:: WHAT TO PRODUCE ::
Find the lines with "지방소득세" in them and copy them out.

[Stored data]
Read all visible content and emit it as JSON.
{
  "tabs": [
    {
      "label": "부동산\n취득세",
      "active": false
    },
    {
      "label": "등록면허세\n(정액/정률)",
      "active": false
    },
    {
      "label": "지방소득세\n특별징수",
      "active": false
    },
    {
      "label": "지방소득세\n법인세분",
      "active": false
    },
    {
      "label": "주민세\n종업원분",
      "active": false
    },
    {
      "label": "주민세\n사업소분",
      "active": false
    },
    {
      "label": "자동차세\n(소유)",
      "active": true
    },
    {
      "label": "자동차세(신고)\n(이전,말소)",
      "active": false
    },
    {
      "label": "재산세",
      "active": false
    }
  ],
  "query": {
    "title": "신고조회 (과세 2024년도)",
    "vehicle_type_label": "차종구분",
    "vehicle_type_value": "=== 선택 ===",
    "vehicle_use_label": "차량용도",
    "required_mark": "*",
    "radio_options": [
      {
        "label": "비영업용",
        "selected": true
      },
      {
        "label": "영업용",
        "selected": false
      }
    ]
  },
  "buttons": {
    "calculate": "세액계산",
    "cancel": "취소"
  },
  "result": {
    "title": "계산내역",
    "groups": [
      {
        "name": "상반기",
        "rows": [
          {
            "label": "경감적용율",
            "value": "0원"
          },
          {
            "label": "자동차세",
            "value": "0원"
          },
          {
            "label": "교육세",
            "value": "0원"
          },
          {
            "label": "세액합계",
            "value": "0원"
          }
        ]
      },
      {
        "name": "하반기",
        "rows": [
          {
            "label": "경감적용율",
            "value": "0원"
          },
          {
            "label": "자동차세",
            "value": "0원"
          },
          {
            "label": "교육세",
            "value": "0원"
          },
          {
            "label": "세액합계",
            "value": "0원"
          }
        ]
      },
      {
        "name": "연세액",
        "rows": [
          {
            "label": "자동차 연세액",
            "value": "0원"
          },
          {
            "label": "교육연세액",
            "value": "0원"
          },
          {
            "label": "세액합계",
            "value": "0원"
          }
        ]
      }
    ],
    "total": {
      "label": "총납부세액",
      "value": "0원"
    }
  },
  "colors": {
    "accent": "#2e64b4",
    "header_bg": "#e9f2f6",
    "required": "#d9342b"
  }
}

:: CORRECT RESPONSE ::
      "label": "지방소득세\n특별징수",
      "label": "지방소득세\n법인세분",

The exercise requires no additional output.